» **EXERCISE GOAL**:
Every line below that contains "this" is to be copied.

» **STORED DATA**:
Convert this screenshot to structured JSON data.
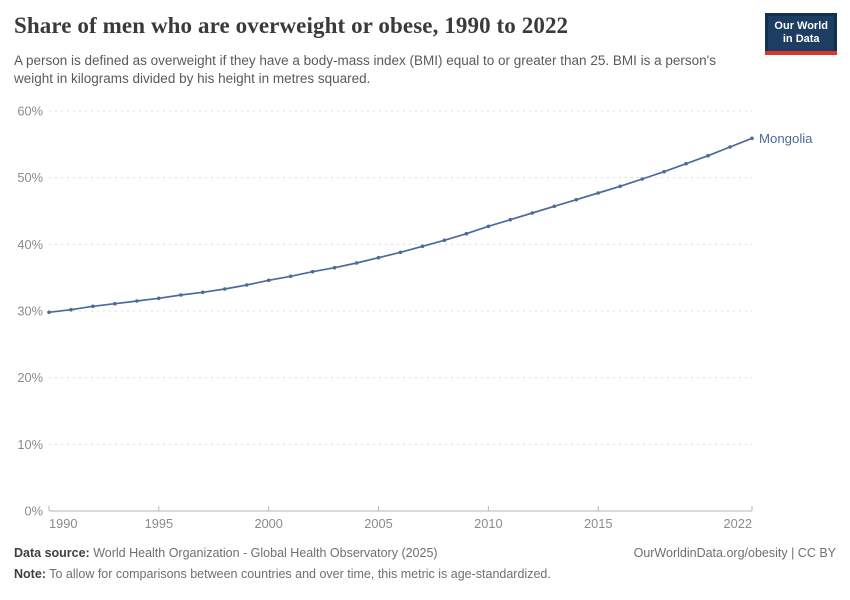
{
  "header": {
    "title": "Share of men who are overweight or obese, 1990 to 2022",
    "subtitle": "A person is defined as overweight if they have a body-mass index (BMI) equal to or greater than 25. BMI is a person's weight in kilograms divided by his height in metres squared.",
    "logo": {
      "line1": "Our World",
      "line2": "in Data",
      "bg_color": "#1d3d63",
      "accent_color": "#d7382b"
    }
  },
  "chart_data": {
    "type": "line",
    "title": "Share of men who are overweight or obese, 1990 to 2022",
    "xlabel": "",
    "ylabel": "",
    "x": [
      1990,
      1991,
      1992,
      1993,
      1994,
      1995,
      1996,
      1997,
      1998,
      1999,
      2000,
      2001,
      2002,
      2003,
      2004,
      2005,
      2006,
      2007,
      2008,
      2009,
      2010,
      2011,
      2012,
      2013,
      2014,
      2015,
      2016,
      2017,
      2018,
      2019,
      2020,
      2021,
      2022
    ],
    "series": [
      {
        "name": "Mongolia",
        "color": "#4c6a9c",
        "values": [
          29.8,
          30.2,
          30.7,
          31.1,
          31.5,
          31.9,
          32.4,
          32.8,
          33.3,
          33.9,
          34.6,
          35.2,
          35.9,
          36.5,
          37.2,
          38.0,
          38.8,
          39.7,
          40.6,
          41.6,
          42.7,
          43.7,
          44.7,
          45.7,
          46.7,
          47.7,
          48.7,
          49.8,
          50.9,
          52.1,
          53.3,
          54.6,
          55.9
        ]
      }
    ],
    "xlim": [
      1990,
      2022
    ],
    "ylim": [
      0,
      60
    ],
    "xticks": [
      1990,
      1995,
      2000,
      2005,
      2010,
      2015,
      2022
    ],
    "yticks": [
      0,
      10,
      20,
      30,
      40,
      50,
      60
    ],
    "ytick_suffix": "%",
    "grid": "horizontal-dashed",
    "legend_position": "end-of-line-label",
    "axis_text_color": "#8b8b8b",
    "grid_color": "#dcdcdc",
    "axis_line_color": "#b5b5b5"
  },
  "footer": {
    "datasource_label": "Data source:",
    "datasource_value": " World Health Organization - Global Health Observatory (2025)",
    "note_label": "Note:",
    "note_value": " To allow for comparisons between countries and over time, this metric is age-standardized.",
    "url": "OurWorldinData.org/obesity | CC BY"
  }
}
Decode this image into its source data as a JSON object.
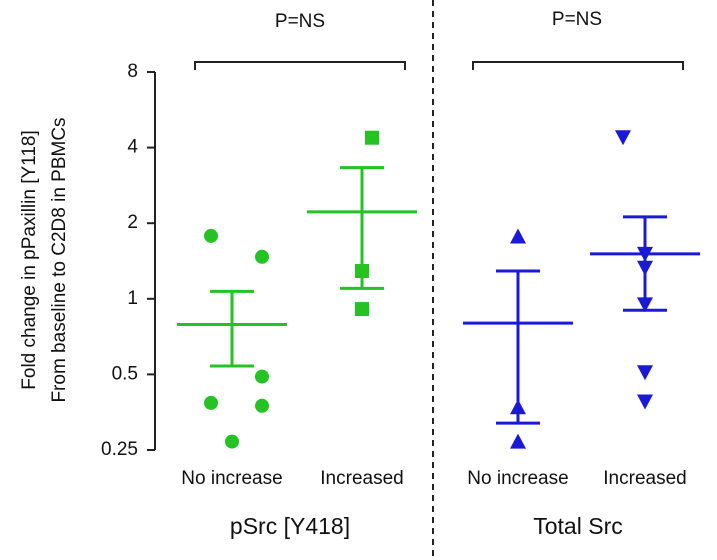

» **TASK RESPONSE**:
Convert this screenshot to structured JSON data.
    "note_value": " To allow for comparisons between countries and over time, this metric is age-standardized.",
Decode this image into its source data as a JSON object.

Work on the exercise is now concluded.